-- begin --
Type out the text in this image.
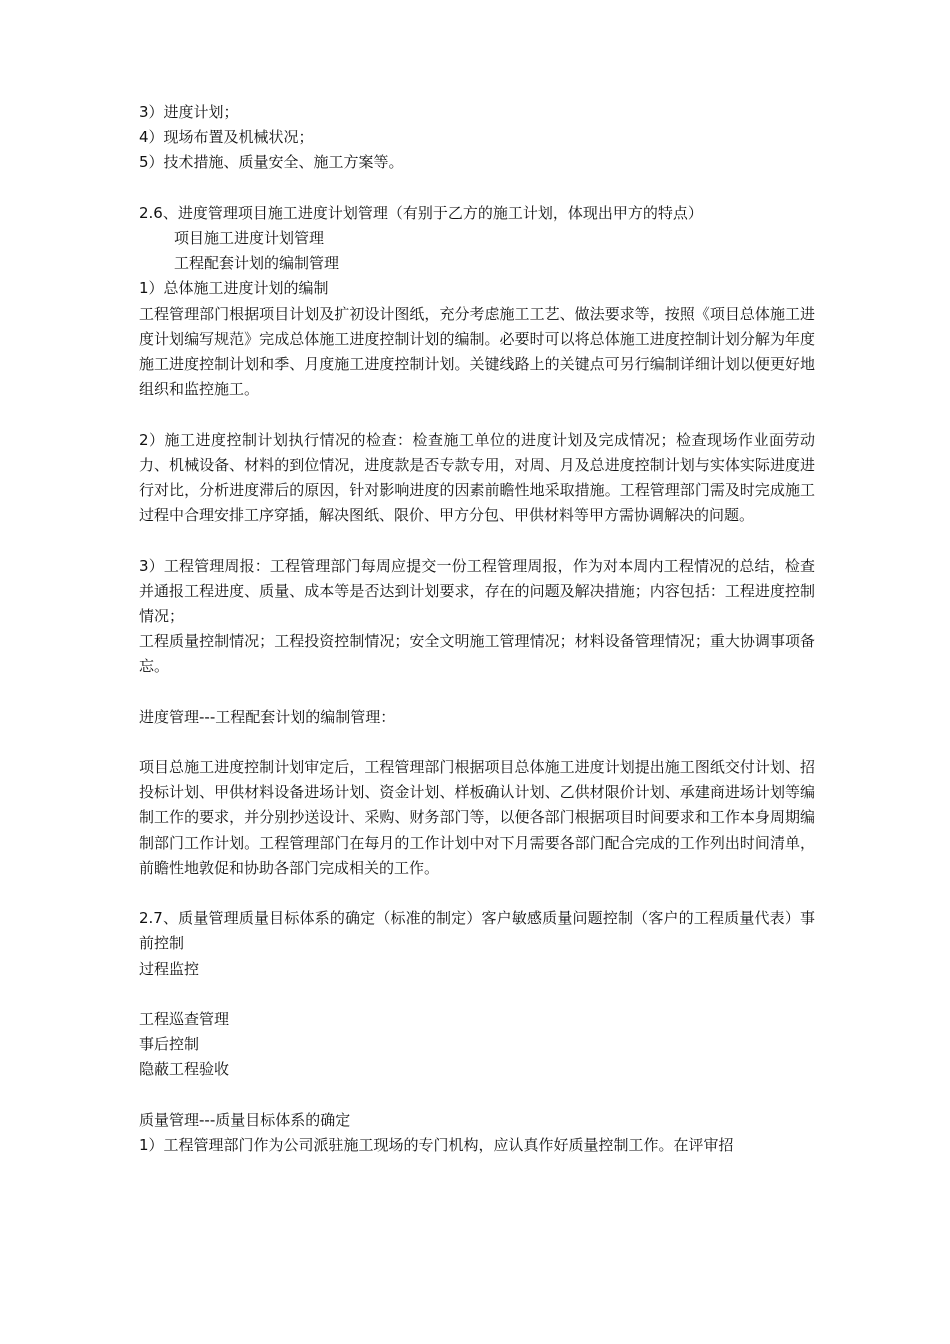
3）进度计划；

4）现场布置及机械状况；

5）技术措施、质量安全、施工方案等。

2.6、进度管理项目施工进度计划管理（有别于乙方的施工计划，体现出甲方的特点）

项目施工进度计划管理

工程配套计划的编制管理

1）总体施工进度计划的编制

工程管理部门根据项目计划及扩初设计图纸，充分考虑施工工艺、做法要求等，按照《项目总体施工进度计划编写规范》完成总体施工进度控制计划的编制。必要时可以将总体施工进度控制计划分解为年度施工进度控制计划和季、月度施工进度控制计划。关键线路上的关键点可另行编制详细计划以便更好地组织和监控施工。

2）施工进度控制计划执行情况的检查：检查施工单位的进度计划及完成情况；检查现场作业面劳动力、机械设备、材料的到位情况，进度款是否专款专用，对周、月及总进度控制计划与实体实际进度进行对比，分析进度滞后的原因，针对影响进度的因素前瞻性地采取措施。工程管理部门需及时完成施工过程中合理安排工序穿插，解决图纸、限价、甲方分包、甲供材料等甲方需协调解决的问题。

3）工程管理周报：工程管理部门每周应提交一份工程管理周报，作为对本周内工程情况的总结，检查并通报工程进度、质量、成本等是否达到计划要求，存在的问题及解决措施；内容包括：工程进度控制情况；

工程质量控制情况；工程投资控制情况；安全文明施工管理情况；材料设备管理情况；重大协调事项备忘。

进度管理---工程配套计划的编制管理：

项目总施工进度控制计划审定后，工程管理部门根据项目总体施工进度计划提出施工图纸交付计划、招投标计划、甲供材料设备进场计划、资金计划、样板确认计划、乙供材限价计划、承建商进场计划等编制工作的要求，并分别抄送设计、采购、财务部门等，以便各部门根据项目时间要求和工作本身周期编制部门工作计划。工程管理部门在每月的工作计划中对下月需要各部门配合完成的工作列出时间清单，前瞻性地敦促和协助各部门完成相关的工作。

2.7、质量管理质量目标体系的确定（标准的制定）客户敏感质量问题控制（客户的工程质量代表）事前控制

过程监控

工程巡查管理

事后控制

隐蔽工程验收

质量管理---质量目标体系的确定

1）工程管理部门作为公司派驻施工现场的专门机构，应认真作好质量控制工作。在评审招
-- end --
Do not include images; quote all of the entries above exactly.

Type out the text in this image.
3）进度计划；

4）现场布置及机械状况；

5）技术措施、质量安全、施工方案等。

2.6、进度管理项目施工进度计划管理（有别于乙方的施工计划，体现出甲方的特点）

项目施工进度计划管理

工程配套计划的编制管理

1）总体施工进度计划的编制

工程管理部门根据项目计划及扩初设计图纸，充分考虑施工工艺、做法要求等，按照《项目总体施工进度计划编写规范》完成总体施工进度控制计划的编制。必要时可以将总体施工进度控制计划分解为年度施工进度控制计划和季、月度施工进度控制计划。关键线路上的关键点可另行编制详细计划以便更好地组织和监控施工。

2）施工进度控制计划执行情况的检查：检查施工单位的进度计划及完成情况；检查现场作业面劳动力、机械设备、材料的到位情况，进度款是否专款专用，对周、月及总进度控制计划与实体实际进度进行对比，分析进度滞后的原因，针对影响进度的因素前瞻性地采取措施。工程管理部门需及时完成施工过程中合理安排工序穿插，解决图纸、限价、甲方分包、甲供材料等甲方需协调解决的问题。

3）工程管理周报：工程管理部门每周应提交一份工程管理周报，作为对本周内工程情况的总结，检查并通报工程进度、质量、成本等是否达到计划要求，存在的问题及解决措施；内容包括：工程进度控制情况；

工程质量控制情况；工程投资控制情况；安全文明施工管理情况；材料设备管理情况；重大协调事项备忘。

进度管理---工程配套计划的编制管理：

项目总施工进度控制计划审定后，工程管理部门根据项目总体施工进度计划提出施工图纸交付计划、招投标计划、甲供材料设备进场计划、资金计划、样板确认计划、乙供材限价计划、承建商进场计划等编制工作的要求，并分别抄送设计、采购、财务部门等，以便各部门根据项目时间要求和工作本身周期编制部门工作计划。工程管理部门在每月的工作计划中对下月需要各部门配合完成的工作列出时间清单，前瞻性地敦促和协助各部门完成相关的工作。

2.7、质量管理质量目标体系的确定（标准的制定）客户敏感质量问题控制（客户的工程质量代表）事前控制

过程监控

工程巡查管理

事后控制

隐蔽工程验收

质量管理---质量目标体系的确定

1）工程管理部门作为公司派驻施工现场的专门机构，应认真作好质量控制工作。在评审招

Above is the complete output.